■ Written task:
Gather all lines from the material that contain the word "Population".

========================================================================

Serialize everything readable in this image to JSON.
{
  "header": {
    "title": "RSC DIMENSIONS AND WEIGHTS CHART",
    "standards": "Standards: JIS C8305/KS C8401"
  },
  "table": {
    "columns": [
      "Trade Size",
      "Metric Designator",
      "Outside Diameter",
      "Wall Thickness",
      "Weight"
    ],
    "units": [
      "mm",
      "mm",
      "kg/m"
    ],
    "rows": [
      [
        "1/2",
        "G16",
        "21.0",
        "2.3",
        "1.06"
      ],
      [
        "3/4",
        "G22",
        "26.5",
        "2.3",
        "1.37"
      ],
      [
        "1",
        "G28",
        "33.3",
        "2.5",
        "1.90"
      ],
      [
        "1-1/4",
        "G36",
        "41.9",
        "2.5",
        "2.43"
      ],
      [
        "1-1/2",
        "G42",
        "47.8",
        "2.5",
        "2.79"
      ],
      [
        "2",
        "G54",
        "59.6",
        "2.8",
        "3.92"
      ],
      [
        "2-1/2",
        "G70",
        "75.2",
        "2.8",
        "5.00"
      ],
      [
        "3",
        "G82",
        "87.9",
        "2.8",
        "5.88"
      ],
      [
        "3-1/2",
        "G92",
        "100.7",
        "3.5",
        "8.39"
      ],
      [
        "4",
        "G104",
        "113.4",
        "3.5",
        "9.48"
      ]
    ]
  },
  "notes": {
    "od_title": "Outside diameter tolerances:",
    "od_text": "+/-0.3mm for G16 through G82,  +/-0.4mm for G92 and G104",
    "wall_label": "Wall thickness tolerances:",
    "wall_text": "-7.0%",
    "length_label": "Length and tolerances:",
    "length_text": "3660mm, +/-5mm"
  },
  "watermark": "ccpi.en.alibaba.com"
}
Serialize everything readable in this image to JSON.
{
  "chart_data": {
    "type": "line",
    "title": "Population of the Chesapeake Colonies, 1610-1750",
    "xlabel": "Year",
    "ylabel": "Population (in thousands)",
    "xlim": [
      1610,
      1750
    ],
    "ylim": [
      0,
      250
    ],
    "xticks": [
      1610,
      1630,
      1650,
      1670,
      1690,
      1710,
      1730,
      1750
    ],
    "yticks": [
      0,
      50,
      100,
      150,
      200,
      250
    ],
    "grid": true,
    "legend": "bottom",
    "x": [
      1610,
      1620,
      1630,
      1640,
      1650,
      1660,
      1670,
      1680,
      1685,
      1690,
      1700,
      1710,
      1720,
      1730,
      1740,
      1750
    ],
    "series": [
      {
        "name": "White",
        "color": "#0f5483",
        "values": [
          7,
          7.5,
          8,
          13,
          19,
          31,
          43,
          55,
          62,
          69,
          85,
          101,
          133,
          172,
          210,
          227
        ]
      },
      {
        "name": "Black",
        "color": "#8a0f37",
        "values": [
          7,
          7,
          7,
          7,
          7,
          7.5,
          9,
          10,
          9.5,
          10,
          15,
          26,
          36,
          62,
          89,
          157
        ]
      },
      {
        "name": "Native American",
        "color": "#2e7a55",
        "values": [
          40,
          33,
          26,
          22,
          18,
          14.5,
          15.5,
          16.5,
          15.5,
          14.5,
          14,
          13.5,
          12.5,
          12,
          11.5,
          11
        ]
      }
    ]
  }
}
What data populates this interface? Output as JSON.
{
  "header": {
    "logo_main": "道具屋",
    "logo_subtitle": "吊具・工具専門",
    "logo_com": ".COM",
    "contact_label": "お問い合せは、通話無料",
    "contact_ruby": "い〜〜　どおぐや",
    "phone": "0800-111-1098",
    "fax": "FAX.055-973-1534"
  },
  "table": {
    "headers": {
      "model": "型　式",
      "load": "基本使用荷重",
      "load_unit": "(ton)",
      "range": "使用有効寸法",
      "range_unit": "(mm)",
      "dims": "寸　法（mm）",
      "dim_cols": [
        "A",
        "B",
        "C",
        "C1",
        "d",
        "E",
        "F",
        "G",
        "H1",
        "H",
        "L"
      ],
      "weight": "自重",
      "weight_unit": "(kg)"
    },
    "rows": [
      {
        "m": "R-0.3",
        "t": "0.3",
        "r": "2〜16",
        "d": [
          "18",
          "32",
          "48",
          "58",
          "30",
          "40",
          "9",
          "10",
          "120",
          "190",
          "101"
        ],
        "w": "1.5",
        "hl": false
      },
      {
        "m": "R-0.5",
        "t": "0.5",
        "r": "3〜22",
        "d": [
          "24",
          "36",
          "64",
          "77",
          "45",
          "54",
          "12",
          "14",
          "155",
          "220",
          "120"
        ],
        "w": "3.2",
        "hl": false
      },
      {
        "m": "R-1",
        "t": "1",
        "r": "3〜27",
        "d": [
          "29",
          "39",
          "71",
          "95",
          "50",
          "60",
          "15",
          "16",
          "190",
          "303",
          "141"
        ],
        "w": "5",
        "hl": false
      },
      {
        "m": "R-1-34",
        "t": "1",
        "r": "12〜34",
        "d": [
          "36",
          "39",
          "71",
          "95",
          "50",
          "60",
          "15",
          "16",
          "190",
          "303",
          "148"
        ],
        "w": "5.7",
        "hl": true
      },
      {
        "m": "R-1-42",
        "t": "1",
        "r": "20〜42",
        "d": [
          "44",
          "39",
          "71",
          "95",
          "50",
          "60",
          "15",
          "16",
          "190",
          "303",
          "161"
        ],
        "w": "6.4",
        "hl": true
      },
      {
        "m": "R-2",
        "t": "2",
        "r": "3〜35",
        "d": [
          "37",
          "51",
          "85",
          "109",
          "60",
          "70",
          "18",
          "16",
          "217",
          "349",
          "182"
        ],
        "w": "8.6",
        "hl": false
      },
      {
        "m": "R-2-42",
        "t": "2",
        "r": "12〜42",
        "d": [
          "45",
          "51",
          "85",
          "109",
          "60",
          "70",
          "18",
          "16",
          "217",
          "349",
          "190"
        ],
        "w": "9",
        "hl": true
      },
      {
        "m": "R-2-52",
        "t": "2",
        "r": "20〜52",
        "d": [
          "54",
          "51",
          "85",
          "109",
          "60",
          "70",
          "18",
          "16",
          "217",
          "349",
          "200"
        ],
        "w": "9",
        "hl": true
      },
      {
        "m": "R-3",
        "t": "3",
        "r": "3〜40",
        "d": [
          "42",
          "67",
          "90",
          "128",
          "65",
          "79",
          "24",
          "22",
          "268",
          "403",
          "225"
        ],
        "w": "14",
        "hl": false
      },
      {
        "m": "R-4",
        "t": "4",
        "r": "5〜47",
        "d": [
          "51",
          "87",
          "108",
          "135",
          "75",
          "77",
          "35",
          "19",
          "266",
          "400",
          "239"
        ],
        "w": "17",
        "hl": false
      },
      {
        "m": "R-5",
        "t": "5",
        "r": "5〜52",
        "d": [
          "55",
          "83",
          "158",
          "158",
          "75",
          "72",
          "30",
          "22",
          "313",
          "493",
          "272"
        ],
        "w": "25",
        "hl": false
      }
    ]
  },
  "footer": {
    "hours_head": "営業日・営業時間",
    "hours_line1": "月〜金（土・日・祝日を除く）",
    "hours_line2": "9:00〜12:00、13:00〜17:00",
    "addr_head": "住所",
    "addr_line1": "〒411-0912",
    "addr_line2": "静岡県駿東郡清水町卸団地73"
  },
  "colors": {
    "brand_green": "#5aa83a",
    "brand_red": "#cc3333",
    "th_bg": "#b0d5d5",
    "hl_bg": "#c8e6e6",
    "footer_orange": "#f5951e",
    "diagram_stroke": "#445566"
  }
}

========================================================================

■ Reply:
    "title": "Population of the Chesapeake Colonies, 1610-1750",
    "ylabel": "Population (in thousands)",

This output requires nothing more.